_Given instruction_. Collect each line of the entries that holds the string "grid".

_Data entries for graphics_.
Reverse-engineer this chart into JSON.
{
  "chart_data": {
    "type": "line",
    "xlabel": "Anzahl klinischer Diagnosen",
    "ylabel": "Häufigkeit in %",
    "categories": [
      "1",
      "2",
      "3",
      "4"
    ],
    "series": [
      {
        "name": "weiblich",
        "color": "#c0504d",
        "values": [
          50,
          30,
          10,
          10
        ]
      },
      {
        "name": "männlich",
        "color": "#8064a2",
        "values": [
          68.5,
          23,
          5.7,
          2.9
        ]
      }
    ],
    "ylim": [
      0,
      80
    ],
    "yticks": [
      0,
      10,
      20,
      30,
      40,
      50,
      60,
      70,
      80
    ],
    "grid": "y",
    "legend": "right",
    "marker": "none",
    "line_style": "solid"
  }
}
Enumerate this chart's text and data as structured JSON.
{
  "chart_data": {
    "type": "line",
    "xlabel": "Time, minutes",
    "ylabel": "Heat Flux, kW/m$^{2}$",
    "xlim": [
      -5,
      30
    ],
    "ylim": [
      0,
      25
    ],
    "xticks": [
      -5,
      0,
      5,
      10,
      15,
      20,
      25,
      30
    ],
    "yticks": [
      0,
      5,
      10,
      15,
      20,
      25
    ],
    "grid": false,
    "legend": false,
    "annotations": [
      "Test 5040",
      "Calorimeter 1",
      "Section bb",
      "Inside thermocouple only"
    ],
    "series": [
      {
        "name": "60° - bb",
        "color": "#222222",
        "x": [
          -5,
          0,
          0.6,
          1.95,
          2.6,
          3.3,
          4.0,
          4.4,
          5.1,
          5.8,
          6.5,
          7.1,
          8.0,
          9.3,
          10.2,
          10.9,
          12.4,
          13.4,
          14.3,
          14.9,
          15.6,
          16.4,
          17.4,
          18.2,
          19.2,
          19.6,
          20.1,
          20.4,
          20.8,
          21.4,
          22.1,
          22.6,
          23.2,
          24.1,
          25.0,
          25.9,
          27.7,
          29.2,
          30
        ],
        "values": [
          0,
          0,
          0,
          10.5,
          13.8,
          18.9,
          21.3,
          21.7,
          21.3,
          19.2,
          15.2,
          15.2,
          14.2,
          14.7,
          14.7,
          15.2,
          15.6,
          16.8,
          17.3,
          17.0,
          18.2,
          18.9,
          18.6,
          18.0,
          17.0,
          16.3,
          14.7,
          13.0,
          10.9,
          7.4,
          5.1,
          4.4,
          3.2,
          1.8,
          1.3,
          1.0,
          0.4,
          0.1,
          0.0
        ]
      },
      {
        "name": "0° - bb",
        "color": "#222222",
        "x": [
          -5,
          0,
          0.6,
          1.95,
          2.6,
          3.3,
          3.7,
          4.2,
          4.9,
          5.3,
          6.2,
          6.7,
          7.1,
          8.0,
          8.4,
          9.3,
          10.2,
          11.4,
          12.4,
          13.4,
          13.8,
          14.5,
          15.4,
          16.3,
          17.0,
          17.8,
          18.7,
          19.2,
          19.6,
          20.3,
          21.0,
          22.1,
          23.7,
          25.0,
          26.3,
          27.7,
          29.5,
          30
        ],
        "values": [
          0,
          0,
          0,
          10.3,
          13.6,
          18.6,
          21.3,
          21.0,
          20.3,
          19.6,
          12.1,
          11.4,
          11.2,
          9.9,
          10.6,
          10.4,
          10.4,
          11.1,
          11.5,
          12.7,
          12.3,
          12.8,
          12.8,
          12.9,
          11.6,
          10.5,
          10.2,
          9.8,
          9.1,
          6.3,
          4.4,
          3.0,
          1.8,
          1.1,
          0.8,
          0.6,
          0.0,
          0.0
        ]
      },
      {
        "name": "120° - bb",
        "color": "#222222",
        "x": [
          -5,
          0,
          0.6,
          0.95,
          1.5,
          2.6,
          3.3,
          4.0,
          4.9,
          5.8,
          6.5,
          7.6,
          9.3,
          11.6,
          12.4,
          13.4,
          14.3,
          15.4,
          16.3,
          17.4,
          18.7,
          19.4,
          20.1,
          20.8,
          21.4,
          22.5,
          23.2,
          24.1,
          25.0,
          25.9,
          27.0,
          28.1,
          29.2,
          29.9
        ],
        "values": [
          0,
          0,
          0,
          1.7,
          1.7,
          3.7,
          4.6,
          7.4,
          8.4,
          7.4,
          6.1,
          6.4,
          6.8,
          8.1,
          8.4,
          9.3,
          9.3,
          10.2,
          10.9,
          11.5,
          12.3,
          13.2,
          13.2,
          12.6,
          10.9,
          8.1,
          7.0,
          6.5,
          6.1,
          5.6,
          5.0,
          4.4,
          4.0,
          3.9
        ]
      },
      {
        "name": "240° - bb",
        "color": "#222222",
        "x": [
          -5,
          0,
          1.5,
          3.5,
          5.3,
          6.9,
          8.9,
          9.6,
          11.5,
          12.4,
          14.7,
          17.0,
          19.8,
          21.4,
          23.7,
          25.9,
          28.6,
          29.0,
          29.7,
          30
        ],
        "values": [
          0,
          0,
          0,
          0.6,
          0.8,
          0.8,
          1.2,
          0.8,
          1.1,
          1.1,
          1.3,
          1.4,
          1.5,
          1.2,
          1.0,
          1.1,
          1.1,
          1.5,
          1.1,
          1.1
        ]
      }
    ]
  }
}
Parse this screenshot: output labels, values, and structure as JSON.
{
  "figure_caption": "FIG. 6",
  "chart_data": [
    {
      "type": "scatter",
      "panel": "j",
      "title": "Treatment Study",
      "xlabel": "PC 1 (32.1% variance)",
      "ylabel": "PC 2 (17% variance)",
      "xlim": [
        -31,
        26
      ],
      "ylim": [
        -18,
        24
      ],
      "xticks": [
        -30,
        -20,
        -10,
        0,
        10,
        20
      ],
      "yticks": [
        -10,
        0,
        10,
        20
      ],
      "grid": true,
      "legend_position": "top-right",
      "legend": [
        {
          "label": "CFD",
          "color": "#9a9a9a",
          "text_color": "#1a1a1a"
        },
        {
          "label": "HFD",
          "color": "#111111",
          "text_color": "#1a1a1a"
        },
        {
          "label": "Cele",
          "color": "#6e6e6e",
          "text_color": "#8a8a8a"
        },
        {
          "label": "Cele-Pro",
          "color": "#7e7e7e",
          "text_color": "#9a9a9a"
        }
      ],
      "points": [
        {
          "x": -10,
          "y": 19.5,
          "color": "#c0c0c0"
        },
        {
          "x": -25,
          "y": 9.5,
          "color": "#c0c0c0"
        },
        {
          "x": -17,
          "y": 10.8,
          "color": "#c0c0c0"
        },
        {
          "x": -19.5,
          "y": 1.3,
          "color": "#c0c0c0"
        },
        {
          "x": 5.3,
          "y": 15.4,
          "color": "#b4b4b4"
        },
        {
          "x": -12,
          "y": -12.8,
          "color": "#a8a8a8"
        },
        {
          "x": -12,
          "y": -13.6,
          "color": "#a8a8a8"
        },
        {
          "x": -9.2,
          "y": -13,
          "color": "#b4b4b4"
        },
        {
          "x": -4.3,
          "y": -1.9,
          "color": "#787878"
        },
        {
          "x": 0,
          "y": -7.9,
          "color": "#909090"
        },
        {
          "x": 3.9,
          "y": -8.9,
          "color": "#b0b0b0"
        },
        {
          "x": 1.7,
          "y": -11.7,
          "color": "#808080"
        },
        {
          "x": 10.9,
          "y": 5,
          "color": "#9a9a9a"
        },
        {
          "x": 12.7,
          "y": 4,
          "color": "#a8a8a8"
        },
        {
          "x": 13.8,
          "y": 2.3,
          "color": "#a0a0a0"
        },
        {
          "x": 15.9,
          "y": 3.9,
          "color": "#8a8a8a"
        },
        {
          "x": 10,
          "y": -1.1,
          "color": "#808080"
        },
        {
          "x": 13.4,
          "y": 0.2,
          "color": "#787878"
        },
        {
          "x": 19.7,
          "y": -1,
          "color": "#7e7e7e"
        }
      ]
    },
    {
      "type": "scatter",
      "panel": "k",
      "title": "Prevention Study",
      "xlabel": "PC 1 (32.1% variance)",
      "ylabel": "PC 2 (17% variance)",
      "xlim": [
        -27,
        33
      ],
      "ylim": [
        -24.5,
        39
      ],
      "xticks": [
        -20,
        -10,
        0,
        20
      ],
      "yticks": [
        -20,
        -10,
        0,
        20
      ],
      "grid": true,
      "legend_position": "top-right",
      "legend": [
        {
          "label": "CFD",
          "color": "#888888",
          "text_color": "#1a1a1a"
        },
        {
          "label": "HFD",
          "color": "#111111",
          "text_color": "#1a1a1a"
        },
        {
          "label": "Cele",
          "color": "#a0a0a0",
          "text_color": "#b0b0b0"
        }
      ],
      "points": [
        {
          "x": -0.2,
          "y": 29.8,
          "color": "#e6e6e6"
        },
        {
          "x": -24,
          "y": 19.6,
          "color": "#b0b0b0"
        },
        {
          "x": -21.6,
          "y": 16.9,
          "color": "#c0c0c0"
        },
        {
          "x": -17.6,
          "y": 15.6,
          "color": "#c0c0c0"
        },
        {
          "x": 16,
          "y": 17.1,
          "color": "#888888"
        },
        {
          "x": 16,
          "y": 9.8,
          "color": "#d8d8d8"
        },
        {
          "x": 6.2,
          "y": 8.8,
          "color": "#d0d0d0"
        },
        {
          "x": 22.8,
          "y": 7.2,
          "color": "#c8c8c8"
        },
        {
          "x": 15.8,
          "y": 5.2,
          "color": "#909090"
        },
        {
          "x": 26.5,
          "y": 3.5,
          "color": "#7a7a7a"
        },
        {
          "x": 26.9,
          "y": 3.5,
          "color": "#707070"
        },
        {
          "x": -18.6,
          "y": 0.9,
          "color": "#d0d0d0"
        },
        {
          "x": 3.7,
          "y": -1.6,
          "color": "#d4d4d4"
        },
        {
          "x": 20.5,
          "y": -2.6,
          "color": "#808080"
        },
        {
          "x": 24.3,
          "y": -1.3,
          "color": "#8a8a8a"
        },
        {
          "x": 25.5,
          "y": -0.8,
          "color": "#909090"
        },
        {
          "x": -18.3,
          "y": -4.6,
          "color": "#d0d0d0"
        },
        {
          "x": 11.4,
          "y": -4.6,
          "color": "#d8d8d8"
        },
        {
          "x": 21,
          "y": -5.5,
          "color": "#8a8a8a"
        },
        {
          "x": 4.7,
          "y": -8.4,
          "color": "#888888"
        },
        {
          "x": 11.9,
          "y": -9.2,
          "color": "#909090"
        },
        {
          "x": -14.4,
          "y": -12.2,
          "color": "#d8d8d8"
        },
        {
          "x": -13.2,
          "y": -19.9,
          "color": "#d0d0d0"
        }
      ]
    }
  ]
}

_Finished exercise_.
    "grid": "y",
    "grid": false,
      "grid": true,
      "grid": true,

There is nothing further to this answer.